/---
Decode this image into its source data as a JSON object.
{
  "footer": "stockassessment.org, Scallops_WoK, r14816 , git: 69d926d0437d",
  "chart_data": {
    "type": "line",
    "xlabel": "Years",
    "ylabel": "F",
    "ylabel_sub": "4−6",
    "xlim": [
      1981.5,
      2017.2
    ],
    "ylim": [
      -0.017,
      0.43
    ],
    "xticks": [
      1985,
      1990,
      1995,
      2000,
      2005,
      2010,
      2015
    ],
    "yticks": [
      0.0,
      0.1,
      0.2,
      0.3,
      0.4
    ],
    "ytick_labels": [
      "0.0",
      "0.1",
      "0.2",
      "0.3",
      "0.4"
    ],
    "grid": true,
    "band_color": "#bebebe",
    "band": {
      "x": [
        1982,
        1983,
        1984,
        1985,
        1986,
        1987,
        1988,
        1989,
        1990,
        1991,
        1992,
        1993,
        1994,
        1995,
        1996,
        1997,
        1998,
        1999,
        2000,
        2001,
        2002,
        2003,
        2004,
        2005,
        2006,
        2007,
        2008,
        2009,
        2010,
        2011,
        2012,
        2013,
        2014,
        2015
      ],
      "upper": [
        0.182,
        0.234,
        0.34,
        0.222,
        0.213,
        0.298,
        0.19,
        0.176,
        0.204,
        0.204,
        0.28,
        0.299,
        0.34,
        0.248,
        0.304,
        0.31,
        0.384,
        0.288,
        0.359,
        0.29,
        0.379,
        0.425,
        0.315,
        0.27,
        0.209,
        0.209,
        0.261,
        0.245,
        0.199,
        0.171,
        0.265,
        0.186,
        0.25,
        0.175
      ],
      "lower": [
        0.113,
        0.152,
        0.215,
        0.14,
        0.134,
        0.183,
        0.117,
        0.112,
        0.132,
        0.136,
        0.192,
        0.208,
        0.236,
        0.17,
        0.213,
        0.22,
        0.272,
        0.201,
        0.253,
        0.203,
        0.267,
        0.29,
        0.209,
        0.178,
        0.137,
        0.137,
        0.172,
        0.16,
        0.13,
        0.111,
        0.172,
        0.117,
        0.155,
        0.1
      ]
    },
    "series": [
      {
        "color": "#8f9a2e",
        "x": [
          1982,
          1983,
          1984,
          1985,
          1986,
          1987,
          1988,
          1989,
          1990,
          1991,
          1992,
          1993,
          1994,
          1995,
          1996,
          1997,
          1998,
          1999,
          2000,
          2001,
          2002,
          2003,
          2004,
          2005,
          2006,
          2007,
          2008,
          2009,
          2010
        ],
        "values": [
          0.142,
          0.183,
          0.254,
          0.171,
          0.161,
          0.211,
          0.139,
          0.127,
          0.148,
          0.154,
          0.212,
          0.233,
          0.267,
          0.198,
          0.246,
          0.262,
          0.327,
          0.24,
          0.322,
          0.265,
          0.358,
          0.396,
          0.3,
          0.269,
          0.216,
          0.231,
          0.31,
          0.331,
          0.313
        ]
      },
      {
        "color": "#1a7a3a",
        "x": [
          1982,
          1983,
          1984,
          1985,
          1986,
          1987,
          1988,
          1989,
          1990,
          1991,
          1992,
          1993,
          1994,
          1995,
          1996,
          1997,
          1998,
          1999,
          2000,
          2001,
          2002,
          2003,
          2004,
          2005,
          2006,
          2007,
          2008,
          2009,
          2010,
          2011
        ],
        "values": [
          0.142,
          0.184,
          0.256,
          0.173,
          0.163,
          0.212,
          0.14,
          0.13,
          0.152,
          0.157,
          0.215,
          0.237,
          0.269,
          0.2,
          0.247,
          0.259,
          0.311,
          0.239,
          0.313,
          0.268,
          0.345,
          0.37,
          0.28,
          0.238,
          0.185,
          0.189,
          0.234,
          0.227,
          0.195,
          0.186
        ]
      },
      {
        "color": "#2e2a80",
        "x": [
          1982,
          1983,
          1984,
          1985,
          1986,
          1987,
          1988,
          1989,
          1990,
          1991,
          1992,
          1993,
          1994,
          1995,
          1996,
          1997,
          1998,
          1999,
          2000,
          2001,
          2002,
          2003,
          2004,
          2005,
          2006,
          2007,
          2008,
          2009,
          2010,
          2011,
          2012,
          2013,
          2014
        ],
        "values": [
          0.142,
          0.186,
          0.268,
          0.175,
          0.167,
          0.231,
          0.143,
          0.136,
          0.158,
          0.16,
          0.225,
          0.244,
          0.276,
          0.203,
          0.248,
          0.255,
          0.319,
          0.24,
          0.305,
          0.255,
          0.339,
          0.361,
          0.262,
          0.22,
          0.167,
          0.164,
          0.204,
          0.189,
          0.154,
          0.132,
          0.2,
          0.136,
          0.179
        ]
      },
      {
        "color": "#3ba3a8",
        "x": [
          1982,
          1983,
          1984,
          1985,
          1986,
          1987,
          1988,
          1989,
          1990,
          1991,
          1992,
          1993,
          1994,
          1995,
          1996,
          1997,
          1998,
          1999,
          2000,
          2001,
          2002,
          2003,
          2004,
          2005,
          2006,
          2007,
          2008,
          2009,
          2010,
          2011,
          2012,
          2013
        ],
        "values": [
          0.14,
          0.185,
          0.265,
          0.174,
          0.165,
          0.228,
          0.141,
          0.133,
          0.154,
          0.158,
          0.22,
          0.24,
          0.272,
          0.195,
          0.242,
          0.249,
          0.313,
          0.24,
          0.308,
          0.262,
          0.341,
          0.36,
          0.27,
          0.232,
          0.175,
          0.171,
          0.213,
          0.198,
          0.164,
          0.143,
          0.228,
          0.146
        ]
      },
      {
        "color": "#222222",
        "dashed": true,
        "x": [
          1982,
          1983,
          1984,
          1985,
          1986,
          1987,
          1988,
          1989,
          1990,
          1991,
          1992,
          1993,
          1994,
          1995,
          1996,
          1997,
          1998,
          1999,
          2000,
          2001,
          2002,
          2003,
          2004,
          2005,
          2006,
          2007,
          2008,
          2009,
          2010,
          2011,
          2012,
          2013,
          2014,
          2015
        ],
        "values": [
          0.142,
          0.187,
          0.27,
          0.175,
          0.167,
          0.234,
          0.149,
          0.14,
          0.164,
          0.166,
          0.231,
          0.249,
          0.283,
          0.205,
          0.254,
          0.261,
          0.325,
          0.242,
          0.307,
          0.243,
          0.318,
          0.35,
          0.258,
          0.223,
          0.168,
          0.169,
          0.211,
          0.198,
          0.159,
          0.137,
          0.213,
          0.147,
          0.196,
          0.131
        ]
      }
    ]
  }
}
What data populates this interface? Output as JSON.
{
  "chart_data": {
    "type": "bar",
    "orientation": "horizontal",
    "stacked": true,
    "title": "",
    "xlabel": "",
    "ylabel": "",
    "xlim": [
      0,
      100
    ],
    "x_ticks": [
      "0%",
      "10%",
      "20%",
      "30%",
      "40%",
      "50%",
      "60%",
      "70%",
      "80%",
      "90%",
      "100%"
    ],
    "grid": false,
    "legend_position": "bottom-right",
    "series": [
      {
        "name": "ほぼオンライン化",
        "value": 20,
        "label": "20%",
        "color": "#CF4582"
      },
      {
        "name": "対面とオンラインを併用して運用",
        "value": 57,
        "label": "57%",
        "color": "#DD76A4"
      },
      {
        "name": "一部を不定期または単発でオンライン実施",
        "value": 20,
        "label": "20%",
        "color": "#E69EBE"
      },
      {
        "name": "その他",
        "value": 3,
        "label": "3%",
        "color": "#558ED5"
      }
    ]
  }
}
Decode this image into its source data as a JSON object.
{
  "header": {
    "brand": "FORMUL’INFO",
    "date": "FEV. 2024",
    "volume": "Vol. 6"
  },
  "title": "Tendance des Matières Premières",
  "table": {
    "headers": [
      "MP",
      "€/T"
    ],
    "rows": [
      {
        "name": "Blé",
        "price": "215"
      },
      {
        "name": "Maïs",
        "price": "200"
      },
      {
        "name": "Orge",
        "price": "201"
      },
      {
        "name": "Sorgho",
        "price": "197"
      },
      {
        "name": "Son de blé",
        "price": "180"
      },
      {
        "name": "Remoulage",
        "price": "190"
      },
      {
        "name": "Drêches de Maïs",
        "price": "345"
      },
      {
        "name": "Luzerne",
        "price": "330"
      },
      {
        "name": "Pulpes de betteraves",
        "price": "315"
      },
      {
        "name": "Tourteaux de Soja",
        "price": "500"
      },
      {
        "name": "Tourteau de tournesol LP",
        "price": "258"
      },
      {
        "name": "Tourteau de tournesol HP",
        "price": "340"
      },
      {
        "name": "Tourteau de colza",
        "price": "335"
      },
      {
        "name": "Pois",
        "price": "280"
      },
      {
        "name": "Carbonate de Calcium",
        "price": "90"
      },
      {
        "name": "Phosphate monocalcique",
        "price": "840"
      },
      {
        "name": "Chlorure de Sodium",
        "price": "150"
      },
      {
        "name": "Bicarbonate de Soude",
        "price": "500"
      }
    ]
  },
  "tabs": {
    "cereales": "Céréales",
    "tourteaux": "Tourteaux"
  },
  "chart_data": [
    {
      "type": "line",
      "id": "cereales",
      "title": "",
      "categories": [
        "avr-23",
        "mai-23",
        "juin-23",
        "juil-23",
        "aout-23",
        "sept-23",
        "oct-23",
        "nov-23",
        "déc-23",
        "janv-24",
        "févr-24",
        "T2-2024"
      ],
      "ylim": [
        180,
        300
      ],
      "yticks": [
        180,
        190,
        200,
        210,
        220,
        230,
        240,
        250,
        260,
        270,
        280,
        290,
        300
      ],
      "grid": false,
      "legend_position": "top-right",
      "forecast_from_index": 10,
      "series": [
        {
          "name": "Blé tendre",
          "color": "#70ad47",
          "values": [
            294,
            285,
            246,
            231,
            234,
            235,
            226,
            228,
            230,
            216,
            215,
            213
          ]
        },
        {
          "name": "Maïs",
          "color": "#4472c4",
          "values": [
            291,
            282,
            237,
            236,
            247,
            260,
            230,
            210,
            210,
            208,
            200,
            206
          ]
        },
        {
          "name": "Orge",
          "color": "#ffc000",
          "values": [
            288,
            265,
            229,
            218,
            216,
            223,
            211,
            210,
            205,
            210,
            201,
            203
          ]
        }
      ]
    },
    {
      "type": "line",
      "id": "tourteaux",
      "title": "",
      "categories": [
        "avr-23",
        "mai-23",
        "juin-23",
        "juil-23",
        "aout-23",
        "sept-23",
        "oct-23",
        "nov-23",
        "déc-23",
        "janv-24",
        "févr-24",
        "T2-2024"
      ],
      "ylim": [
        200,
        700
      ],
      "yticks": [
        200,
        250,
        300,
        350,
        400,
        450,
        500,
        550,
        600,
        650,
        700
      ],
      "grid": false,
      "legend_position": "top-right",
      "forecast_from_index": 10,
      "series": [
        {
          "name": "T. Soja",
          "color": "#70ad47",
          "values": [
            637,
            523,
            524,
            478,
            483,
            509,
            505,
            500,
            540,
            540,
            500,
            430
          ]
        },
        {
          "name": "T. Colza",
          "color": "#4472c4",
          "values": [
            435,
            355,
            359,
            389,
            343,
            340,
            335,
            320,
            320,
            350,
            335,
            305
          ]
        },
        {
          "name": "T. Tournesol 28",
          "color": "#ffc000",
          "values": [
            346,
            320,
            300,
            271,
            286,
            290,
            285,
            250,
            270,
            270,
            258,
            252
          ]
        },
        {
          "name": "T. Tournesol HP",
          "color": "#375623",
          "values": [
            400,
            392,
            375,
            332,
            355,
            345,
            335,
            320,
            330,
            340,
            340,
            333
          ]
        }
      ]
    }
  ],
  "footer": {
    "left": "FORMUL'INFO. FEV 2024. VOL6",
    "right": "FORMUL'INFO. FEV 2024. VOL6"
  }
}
\---
Search the data above for the string "Maïs" and return every line that has it.

        "name": "Maïs",
        "name": "Drêches de Maïs",
          "name": "Maïs",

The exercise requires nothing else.